[What is required] Only a number is wanted: how many lines in the listing contain the word "checkout"?

[Exercise data]

☆ ☆ ☆ ☆ ☆

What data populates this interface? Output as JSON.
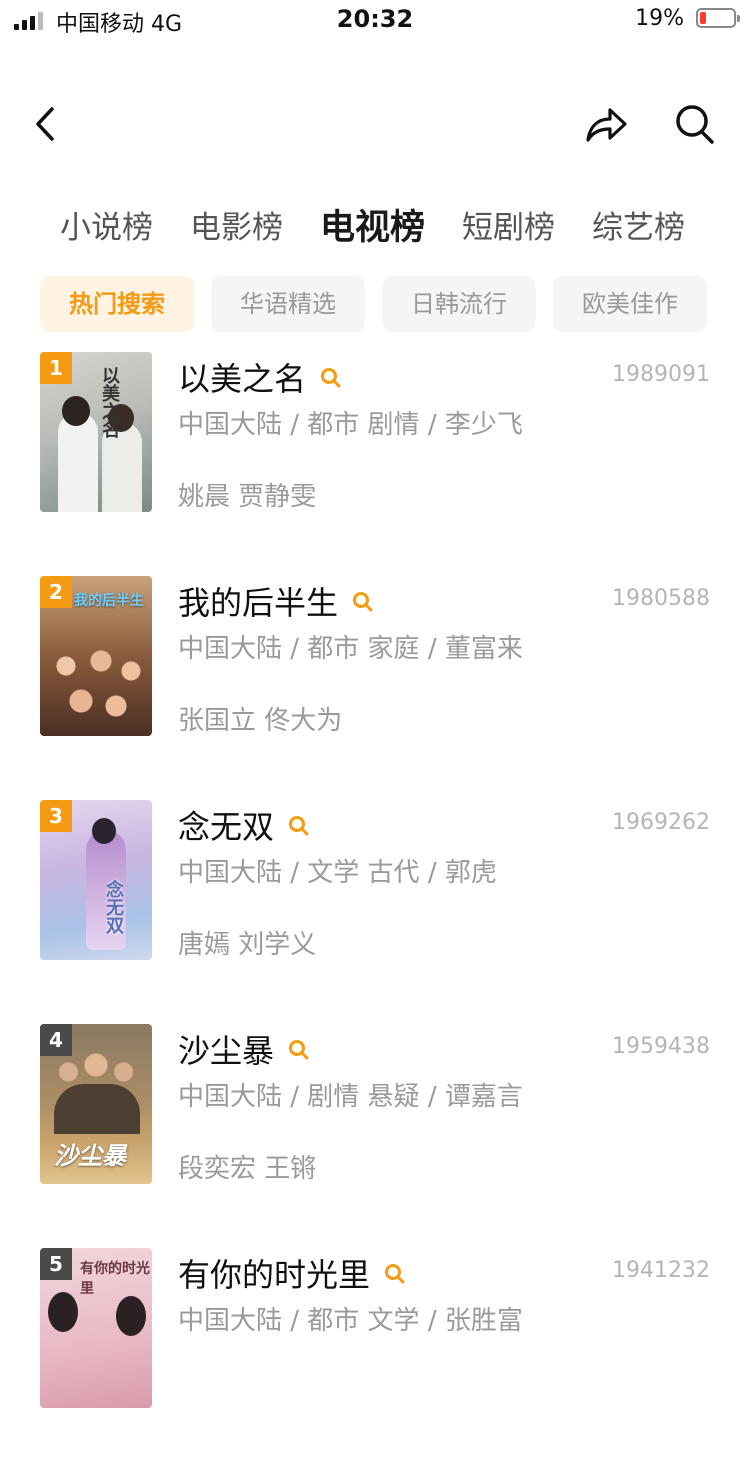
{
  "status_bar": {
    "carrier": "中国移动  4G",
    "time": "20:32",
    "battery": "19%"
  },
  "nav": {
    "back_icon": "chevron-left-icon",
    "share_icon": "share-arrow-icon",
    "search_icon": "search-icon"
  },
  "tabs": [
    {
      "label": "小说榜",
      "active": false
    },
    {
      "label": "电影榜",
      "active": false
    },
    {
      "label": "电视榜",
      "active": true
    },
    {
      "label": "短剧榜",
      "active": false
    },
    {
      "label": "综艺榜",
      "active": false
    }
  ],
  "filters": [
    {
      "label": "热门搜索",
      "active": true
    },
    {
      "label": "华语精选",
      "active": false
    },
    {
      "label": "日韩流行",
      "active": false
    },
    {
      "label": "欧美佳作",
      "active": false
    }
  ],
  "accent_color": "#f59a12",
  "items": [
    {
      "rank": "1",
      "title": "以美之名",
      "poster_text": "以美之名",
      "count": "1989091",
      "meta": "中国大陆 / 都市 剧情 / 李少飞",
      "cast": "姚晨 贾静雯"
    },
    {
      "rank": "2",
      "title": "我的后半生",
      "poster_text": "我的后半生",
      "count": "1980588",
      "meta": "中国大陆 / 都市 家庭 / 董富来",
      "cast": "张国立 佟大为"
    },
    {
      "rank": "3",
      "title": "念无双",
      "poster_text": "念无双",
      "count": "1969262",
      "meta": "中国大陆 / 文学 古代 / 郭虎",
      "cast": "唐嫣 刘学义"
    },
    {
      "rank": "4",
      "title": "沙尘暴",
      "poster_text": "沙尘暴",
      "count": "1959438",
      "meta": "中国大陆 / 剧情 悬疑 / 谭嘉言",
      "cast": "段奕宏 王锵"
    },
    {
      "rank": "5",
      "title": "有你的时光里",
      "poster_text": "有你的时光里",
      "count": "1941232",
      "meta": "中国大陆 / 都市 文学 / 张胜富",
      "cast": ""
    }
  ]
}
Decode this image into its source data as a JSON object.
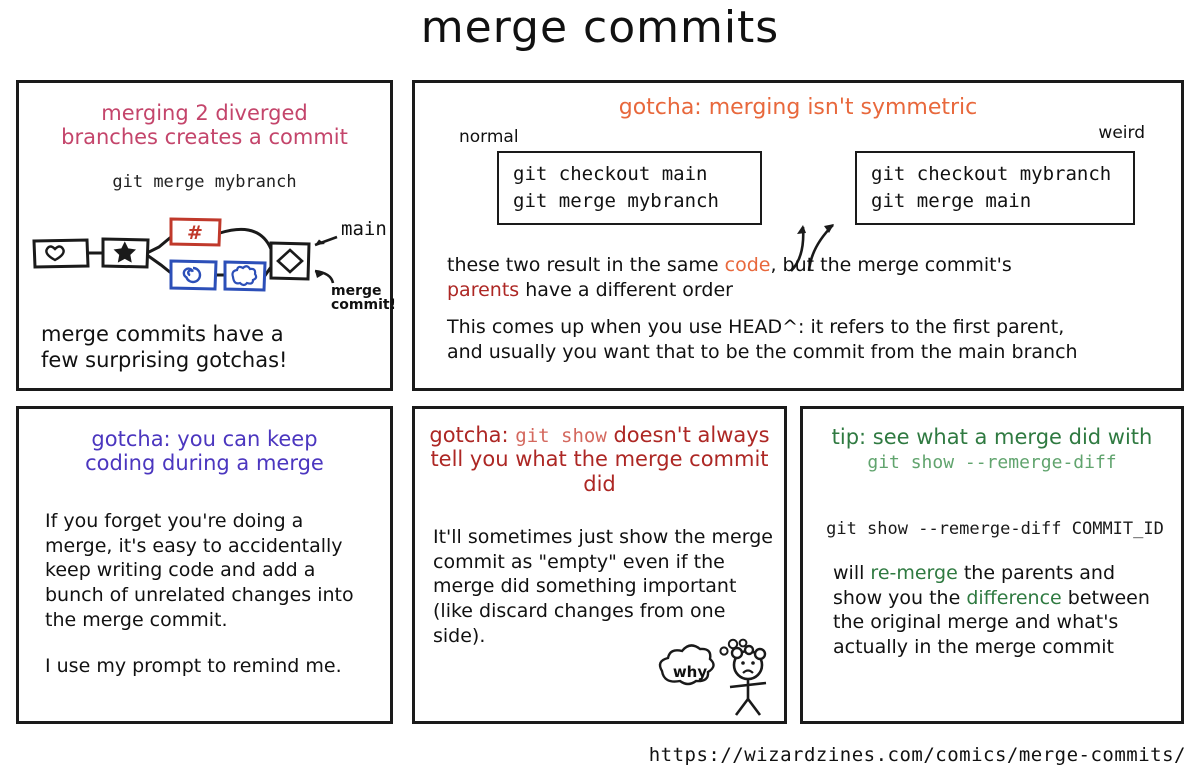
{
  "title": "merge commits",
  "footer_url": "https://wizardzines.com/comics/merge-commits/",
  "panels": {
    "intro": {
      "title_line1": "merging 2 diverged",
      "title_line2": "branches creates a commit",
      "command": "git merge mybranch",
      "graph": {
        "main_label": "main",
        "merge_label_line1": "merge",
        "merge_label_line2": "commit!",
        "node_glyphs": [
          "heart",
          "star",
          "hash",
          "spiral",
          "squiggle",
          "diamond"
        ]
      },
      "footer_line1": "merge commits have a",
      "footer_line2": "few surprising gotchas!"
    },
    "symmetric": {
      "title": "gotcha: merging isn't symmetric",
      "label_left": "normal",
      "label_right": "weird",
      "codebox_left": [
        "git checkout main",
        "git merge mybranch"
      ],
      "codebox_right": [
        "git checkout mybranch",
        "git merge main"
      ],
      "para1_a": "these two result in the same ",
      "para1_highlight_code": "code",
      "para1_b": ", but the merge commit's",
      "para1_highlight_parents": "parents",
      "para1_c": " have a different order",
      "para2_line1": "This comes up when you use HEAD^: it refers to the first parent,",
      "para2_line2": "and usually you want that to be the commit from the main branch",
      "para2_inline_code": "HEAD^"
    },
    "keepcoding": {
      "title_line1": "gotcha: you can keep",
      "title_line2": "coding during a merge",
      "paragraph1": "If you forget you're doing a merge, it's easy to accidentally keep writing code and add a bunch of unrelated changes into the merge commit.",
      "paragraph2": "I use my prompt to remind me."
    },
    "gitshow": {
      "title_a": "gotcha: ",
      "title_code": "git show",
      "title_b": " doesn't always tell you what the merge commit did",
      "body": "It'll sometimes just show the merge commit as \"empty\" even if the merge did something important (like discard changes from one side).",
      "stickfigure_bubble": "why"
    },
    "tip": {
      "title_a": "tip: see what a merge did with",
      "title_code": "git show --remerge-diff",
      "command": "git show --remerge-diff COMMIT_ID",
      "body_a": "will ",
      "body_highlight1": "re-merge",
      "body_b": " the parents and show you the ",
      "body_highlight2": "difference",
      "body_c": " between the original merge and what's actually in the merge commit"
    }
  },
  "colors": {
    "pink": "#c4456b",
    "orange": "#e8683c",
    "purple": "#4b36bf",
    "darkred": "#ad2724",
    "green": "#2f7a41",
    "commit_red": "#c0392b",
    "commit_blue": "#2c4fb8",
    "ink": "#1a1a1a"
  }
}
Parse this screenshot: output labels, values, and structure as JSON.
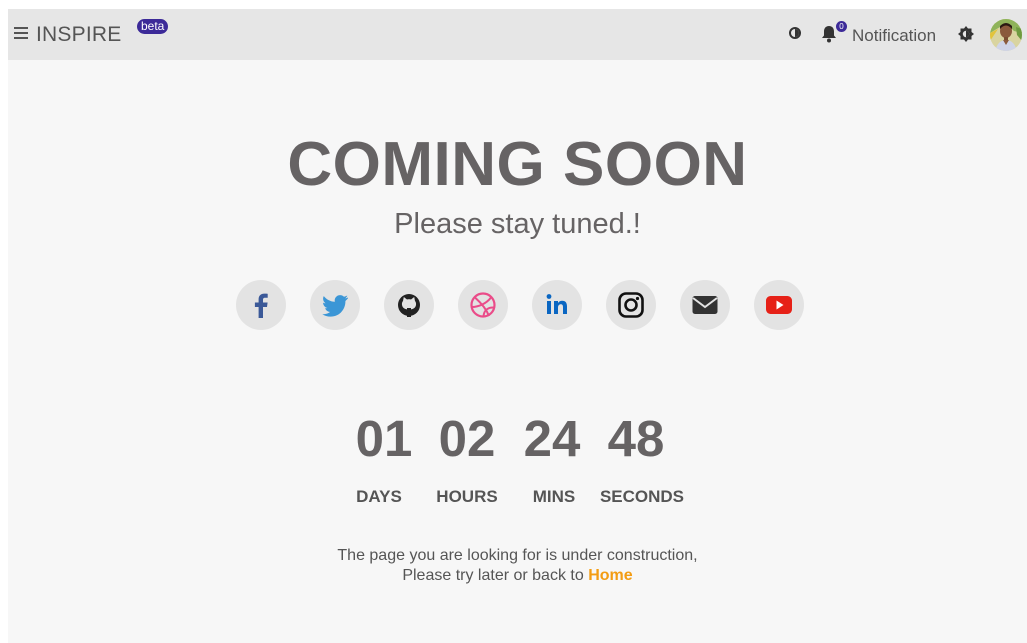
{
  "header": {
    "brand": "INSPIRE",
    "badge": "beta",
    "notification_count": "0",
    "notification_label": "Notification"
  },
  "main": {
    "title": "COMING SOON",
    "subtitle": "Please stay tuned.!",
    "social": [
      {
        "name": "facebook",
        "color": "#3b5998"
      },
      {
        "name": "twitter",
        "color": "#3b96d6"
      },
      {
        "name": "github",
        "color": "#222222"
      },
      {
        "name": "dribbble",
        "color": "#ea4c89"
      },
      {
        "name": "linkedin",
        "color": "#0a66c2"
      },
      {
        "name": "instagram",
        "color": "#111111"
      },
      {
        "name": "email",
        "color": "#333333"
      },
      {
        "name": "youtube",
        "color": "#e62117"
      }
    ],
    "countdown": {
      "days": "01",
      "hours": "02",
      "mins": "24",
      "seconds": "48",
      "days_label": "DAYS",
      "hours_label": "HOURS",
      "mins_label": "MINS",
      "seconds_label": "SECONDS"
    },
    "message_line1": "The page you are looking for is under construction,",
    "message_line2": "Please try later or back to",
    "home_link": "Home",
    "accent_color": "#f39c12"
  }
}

☆ ☆ ☆ ☆ ☆

[Final answer] 2